> REQUIRED TASK:
Copy every line that holds "population".
** BEGIN DATASET EXTRACT **
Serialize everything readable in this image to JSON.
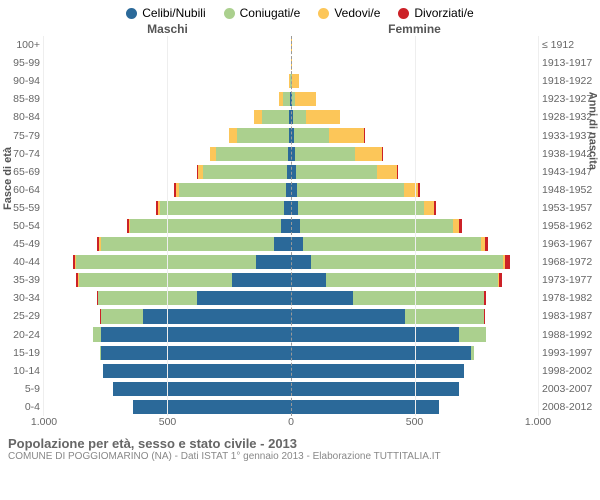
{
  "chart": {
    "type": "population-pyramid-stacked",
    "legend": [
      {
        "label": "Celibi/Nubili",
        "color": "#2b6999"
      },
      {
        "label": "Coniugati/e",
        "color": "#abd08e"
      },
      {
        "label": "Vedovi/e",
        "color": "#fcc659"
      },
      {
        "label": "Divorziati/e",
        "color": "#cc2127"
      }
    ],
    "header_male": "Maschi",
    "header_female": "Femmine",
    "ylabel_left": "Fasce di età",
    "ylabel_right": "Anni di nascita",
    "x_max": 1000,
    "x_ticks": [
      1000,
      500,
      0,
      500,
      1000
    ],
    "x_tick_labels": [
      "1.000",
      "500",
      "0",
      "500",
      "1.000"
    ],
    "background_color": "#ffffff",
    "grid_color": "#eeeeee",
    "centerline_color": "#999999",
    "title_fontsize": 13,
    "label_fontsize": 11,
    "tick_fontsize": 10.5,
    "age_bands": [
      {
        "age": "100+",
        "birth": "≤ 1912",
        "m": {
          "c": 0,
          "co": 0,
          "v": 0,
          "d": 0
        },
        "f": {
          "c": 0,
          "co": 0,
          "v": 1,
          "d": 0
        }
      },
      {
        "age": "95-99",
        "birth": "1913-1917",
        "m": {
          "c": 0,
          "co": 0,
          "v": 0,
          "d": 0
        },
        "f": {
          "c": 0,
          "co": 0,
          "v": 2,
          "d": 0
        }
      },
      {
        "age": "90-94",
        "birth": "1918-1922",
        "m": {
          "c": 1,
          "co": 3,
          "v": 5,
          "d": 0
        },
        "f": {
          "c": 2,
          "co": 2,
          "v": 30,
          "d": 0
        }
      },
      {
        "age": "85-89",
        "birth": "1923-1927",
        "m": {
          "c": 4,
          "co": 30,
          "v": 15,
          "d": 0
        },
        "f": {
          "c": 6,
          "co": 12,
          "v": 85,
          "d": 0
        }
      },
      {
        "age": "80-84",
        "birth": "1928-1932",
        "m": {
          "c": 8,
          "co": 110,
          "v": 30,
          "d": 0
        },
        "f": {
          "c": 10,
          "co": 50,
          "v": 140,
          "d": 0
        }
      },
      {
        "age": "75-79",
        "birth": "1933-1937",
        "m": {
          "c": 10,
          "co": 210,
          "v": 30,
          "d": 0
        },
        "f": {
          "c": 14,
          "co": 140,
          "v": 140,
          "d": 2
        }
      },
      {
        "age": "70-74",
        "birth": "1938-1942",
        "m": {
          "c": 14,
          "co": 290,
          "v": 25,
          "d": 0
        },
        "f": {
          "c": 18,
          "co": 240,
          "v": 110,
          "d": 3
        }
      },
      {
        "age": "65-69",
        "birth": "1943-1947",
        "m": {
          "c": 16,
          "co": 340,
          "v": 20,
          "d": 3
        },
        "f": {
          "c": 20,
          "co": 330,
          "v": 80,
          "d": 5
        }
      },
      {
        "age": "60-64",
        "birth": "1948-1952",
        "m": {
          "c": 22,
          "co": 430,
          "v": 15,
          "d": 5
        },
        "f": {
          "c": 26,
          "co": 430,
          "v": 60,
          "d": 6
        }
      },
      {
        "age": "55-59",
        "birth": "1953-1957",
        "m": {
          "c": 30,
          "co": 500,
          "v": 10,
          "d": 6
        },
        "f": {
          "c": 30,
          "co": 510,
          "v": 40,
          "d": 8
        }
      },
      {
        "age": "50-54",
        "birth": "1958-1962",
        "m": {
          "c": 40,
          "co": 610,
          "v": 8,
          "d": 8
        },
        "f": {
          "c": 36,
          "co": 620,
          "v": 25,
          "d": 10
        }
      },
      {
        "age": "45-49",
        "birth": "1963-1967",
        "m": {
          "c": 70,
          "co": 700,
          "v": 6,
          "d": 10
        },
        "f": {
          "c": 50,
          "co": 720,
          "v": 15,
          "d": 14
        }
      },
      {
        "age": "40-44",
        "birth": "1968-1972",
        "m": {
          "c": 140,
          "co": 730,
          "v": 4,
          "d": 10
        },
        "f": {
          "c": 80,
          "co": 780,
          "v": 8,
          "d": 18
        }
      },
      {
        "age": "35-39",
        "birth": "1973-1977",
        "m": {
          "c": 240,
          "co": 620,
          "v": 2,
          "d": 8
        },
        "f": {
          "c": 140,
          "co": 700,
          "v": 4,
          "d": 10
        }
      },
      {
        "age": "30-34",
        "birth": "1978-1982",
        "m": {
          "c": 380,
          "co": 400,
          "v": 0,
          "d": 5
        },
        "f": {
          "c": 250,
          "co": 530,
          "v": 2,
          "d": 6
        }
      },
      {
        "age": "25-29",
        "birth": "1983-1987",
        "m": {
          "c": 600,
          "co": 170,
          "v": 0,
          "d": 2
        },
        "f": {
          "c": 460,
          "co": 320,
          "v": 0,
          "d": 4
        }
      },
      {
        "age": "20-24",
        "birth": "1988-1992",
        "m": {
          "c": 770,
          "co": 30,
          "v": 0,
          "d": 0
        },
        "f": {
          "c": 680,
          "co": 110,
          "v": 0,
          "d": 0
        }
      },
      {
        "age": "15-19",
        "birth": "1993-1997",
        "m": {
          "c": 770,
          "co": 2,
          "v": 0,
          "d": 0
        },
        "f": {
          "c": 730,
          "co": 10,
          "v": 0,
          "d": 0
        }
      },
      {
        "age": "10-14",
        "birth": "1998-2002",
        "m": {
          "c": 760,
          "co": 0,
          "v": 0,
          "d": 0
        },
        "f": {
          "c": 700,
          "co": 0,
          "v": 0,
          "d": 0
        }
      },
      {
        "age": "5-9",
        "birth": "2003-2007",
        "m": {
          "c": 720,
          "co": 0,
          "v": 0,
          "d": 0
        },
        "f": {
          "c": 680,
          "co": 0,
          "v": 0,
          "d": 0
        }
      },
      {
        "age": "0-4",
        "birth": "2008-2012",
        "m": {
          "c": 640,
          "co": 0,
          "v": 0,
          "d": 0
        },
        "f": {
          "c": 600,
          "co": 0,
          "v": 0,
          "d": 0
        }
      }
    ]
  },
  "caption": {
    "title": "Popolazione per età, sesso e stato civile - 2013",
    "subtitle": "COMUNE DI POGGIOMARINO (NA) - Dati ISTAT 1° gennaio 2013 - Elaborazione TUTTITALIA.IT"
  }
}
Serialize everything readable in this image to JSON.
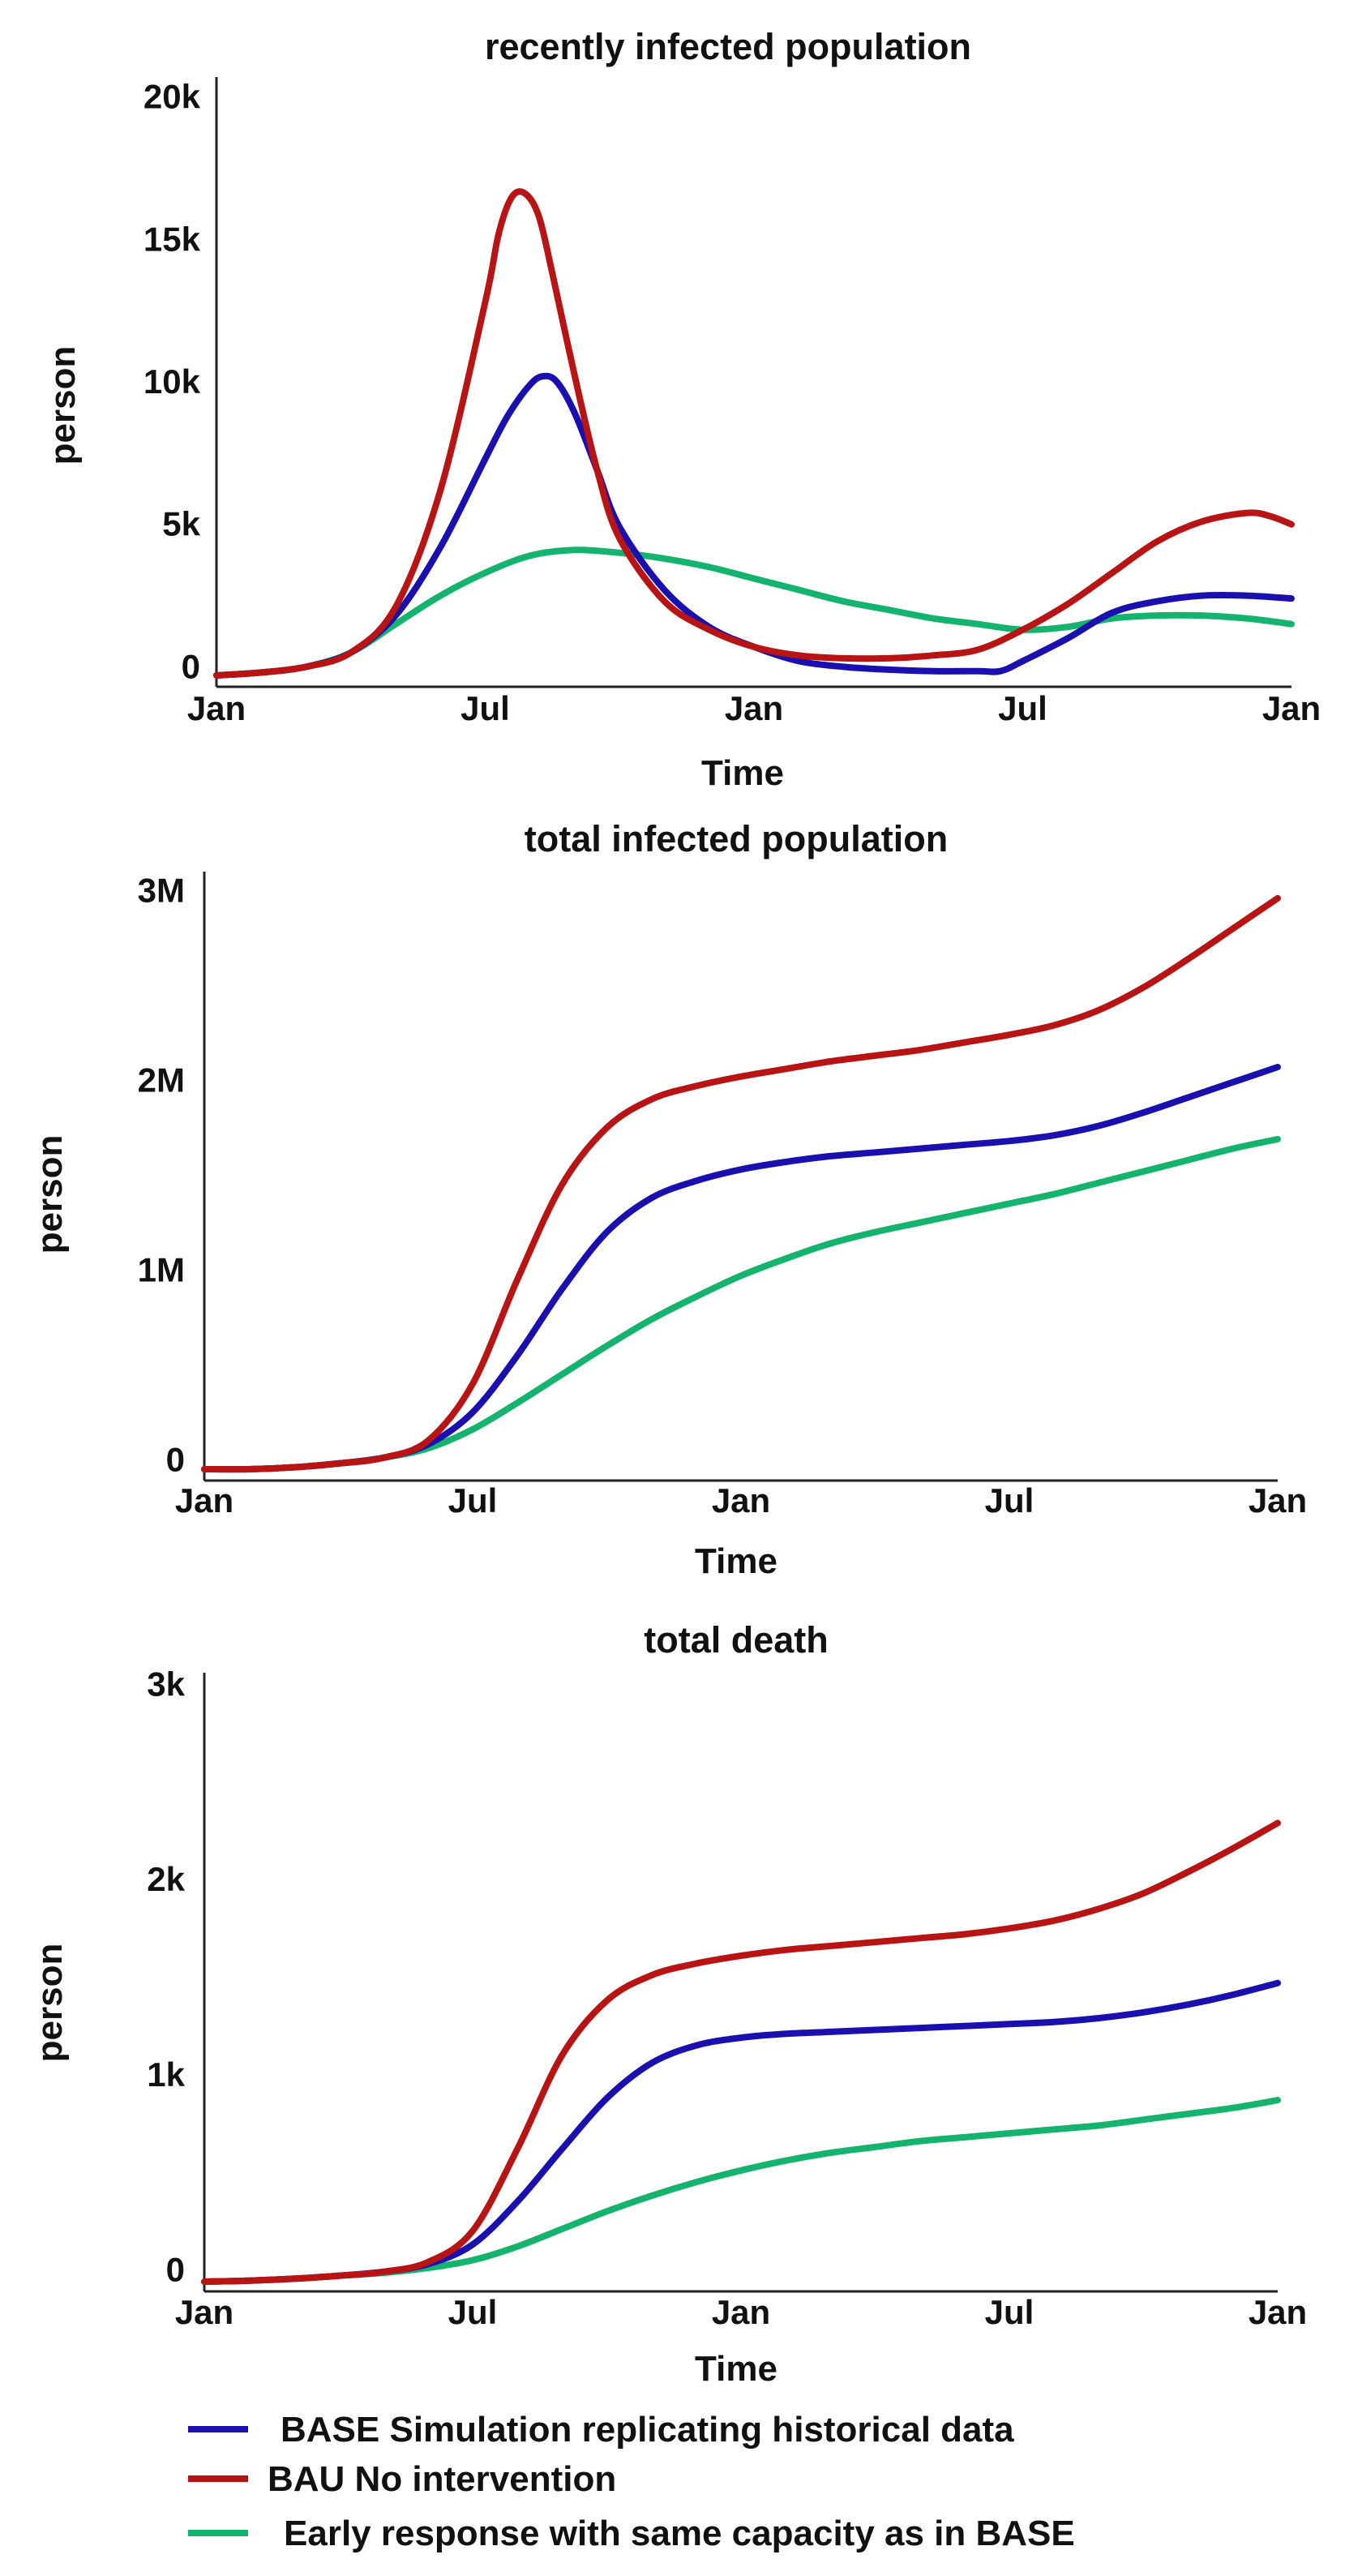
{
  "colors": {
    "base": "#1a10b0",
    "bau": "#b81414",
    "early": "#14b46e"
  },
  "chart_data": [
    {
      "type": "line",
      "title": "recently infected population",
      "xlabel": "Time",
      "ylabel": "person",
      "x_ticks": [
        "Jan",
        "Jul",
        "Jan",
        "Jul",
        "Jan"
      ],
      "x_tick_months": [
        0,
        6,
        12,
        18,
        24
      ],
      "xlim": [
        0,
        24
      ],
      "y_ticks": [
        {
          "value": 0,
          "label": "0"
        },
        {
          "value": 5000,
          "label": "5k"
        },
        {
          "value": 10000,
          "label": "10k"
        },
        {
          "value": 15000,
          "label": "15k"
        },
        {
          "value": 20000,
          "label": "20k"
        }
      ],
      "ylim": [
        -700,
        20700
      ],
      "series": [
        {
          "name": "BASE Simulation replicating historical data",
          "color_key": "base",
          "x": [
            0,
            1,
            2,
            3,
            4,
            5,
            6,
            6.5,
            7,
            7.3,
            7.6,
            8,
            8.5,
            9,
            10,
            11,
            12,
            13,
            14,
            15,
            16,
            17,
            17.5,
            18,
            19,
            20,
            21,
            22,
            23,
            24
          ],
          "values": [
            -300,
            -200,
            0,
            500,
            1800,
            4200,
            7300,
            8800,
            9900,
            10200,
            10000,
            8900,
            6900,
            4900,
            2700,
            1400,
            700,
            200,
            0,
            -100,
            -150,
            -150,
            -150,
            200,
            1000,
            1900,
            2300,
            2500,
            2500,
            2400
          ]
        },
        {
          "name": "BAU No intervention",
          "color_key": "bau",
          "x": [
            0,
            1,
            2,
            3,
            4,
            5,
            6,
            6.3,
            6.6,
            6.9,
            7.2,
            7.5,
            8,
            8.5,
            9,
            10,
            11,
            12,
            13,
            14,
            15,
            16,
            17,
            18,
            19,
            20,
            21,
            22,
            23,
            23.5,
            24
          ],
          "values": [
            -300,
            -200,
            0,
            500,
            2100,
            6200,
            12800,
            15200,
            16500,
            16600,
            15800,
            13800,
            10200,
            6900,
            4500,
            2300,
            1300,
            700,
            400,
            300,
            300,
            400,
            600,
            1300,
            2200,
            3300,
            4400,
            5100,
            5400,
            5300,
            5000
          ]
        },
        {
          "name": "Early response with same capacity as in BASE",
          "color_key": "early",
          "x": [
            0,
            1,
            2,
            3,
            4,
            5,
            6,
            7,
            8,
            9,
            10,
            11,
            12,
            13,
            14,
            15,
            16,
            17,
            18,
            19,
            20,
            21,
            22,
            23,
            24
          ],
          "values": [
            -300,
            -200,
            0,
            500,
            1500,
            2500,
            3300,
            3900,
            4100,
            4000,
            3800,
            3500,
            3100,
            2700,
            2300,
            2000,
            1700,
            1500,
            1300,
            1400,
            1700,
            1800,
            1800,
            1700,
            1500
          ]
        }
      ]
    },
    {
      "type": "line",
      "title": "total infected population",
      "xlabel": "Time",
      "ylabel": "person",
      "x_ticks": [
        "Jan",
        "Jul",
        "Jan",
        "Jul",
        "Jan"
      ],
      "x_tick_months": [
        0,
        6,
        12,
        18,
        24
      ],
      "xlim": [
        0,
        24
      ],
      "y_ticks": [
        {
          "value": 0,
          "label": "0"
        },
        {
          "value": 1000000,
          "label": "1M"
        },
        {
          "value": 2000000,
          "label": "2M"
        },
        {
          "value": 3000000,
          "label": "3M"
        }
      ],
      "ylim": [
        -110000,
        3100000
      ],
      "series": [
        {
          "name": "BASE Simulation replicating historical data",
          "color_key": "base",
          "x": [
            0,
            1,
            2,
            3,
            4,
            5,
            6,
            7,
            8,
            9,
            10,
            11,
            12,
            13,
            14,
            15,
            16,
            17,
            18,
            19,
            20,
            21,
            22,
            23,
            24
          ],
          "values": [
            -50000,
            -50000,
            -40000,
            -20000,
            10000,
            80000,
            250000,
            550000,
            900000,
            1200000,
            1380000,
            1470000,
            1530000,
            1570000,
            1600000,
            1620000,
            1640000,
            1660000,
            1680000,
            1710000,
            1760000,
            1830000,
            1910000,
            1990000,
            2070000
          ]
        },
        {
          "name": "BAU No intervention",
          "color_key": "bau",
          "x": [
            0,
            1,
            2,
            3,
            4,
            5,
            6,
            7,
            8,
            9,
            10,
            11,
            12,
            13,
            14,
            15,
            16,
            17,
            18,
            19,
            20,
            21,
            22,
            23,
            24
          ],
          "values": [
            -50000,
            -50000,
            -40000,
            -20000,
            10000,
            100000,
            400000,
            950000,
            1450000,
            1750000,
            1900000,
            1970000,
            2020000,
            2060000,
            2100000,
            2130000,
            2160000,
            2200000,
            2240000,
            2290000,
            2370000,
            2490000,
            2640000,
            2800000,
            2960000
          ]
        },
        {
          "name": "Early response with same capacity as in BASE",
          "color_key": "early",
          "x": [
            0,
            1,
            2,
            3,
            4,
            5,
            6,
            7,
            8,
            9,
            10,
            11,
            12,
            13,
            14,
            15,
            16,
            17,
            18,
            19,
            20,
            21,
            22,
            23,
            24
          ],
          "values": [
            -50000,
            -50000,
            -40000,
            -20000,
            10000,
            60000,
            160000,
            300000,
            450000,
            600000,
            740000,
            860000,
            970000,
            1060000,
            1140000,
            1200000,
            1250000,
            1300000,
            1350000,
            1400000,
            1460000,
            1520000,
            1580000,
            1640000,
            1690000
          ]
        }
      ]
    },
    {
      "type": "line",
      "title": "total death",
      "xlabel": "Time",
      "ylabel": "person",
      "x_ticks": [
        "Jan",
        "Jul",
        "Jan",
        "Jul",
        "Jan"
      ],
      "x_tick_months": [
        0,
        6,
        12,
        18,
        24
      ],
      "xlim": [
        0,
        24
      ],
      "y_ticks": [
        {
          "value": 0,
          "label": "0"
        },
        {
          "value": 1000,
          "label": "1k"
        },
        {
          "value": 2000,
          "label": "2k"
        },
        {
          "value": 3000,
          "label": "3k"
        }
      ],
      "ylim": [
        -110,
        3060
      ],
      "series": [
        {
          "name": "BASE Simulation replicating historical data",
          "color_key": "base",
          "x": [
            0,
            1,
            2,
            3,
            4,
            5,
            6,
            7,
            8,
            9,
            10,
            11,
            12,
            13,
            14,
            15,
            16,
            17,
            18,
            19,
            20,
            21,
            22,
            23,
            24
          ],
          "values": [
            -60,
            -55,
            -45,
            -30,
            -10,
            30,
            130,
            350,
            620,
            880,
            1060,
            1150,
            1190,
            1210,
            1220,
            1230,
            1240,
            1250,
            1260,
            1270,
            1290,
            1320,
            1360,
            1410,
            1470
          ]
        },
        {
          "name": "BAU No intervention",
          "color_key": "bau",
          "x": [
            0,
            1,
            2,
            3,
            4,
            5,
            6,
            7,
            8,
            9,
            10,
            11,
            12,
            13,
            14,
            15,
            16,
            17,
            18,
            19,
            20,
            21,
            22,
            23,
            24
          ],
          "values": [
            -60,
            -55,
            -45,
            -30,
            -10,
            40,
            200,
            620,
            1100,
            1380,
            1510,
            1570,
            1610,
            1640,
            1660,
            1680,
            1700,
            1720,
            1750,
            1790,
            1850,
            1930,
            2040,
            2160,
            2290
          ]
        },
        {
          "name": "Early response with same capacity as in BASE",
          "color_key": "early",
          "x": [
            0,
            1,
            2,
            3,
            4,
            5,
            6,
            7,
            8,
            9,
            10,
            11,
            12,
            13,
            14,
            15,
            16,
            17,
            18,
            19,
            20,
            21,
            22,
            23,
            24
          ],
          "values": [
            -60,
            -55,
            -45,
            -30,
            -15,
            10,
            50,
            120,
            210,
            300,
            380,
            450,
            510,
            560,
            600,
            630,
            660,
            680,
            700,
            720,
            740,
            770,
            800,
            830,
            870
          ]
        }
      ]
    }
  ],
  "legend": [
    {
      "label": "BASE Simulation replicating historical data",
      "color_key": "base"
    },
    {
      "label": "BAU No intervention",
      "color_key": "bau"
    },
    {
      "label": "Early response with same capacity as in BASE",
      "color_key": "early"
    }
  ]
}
** END DATASET EXTRACT **
> COMPLETE RESPONSE:
    "type": "population-pyramid-stacked",
      "title": "recently infected population",
      "title": "total infected population",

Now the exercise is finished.